start Task material
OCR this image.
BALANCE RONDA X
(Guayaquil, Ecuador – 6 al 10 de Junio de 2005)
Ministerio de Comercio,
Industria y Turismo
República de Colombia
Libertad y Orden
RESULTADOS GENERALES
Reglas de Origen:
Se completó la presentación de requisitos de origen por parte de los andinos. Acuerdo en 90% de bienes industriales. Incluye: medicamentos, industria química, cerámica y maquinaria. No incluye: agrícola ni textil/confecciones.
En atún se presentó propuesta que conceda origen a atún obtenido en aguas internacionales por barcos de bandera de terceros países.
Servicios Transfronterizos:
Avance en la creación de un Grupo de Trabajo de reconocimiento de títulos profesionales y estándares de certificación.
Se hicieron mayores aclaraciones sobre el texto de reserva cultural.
end Task material
# Set task:
Retype the material in full, character for character.

# Answer:
OCR this image.
BALANCE RONDA X
(Guayaquil, Ecuador – 6 al 10 de Junio de 2005)
Ministerio de Comercio,
Industria y Turismo
República de Colombia
Libertad y Orden
RESULTADOS GENERALES
Reglas de Origen:
Se completó la presentación de requisitos de origen por parte de los andinos. Acuerdo en 90% de bienes industriales. Incluye: medicamentos, industria química, cerámica y maquinaria. No incluye: agrícola ni textil/confecciones.
En atún se presentó propuesta que conceda origen a atún obtenido en aguas internacionales por barcos de bandera de terceros países.
Servicios Transfronterizos:
Avance en la creación de un Grupo de Trabajo de reconocimiento de títulos profesionales y estándares de certificación.
Se hicieron mayores aclaraciones sobre el texto de reserva cultural.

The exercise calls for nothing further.